The exercise => Every record must be transcribed in its entirety, apart from the images, which are to be omitted.
— BEGIN The data —
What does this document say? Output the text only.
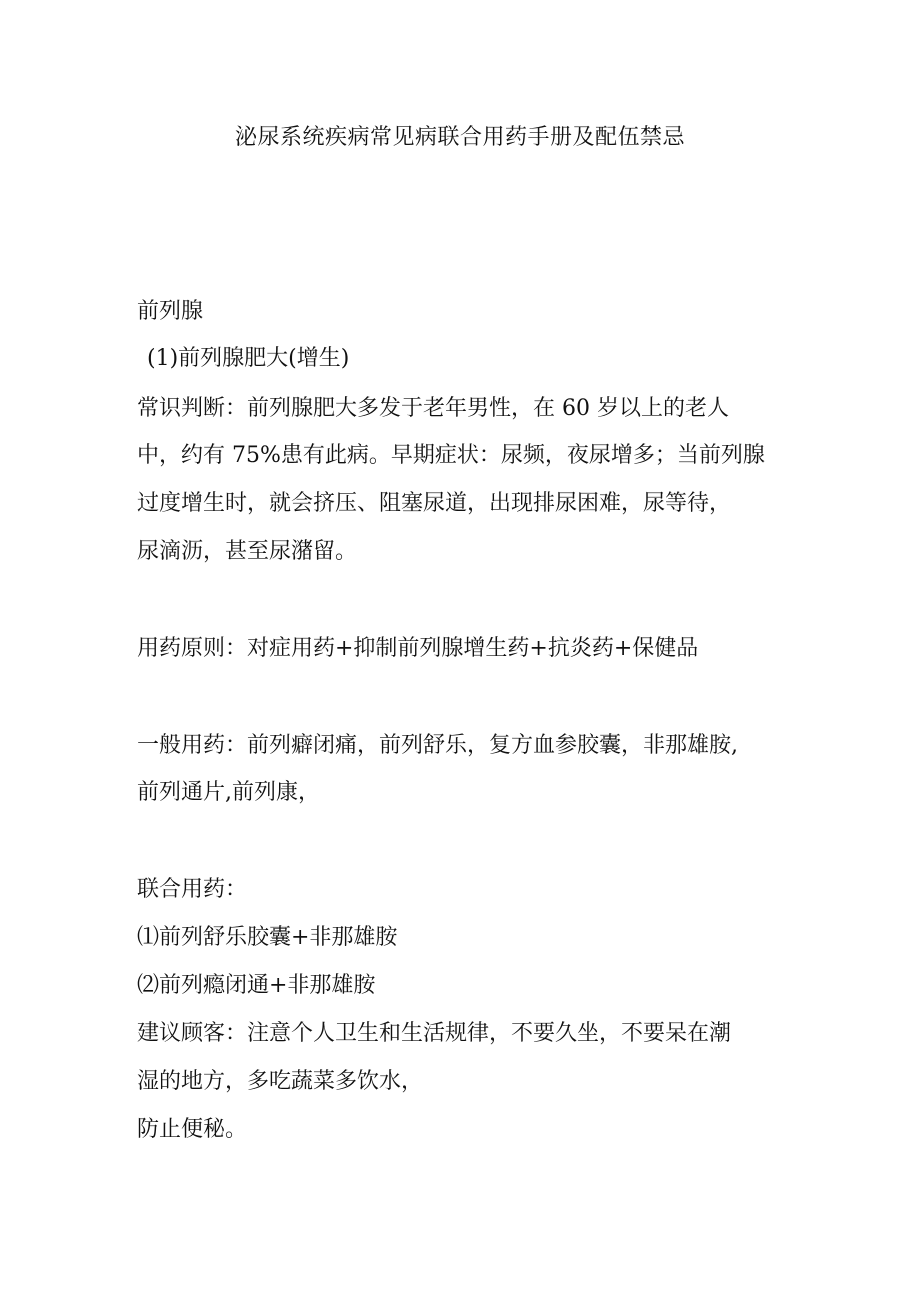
泌尿系统疾病常见病联合用药手册及配伍禁忌

前列腺

(1)前列腺肥大(增生)

常识判断：前列腺肥大多发于老年男性，在 60 岁以上的老人

中，约有 75%患有此病。早期症状：尿频，夜尿增多；当前列腺

过度增生时，就会挤压、阻塞尿道，出现排尿困难，尿等待，

尿滴沥，甚至尿潴留。

用药原则：对症用药+抑制前列腺增生药+抗炎药+保健品

一般用药：前列癖闭痛，前列舒乐，复方血参胶囊，非那雄胺,

前列通片,前列康，

联合用药：

⑴前列舒乐胶囊+非那雄胺

⑵前列瘾闭通+非那雄胺

建议顾客：注意个人卫生和生活规律，不要久坐，不要呆在潮

湿的地方，多吃蔬菜多饮水，

防止便秘。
— END The data —
The output =>
What does this document say? Output the text only.
泌尿系统疾病常见病联合用药手册及配伍禁忌

前列腺

(1)前列腺肥大(增生)

常识判断：前列腺肥大多发于老年男性，在 60 岁以上的老人

中，约有 75%患有此病。早期症状：尿频，夜尿增多；当前列腺

过度增生时，就会挤压、阻塞尿道，出现排尿困难，尿等待，

尿滴沥，甚至尿潴留。

用药原则：对症用药+抑制前列腺增生药+抗炎药+保健品

一般用药：前列癖闭痛，前列舒乐，复方血参胶囊，非那雄胺,

前列通片,前列康，

联合用药：

⑴前列舒乐胶囊+非那雄胺

⑵前列瘾闭通+非那雄胺

建议顾客：注意个人卫生和生活规律，不要久坐，不要呆在潮

湿的地方，多吃蔬菜多饮水，

防止便秘。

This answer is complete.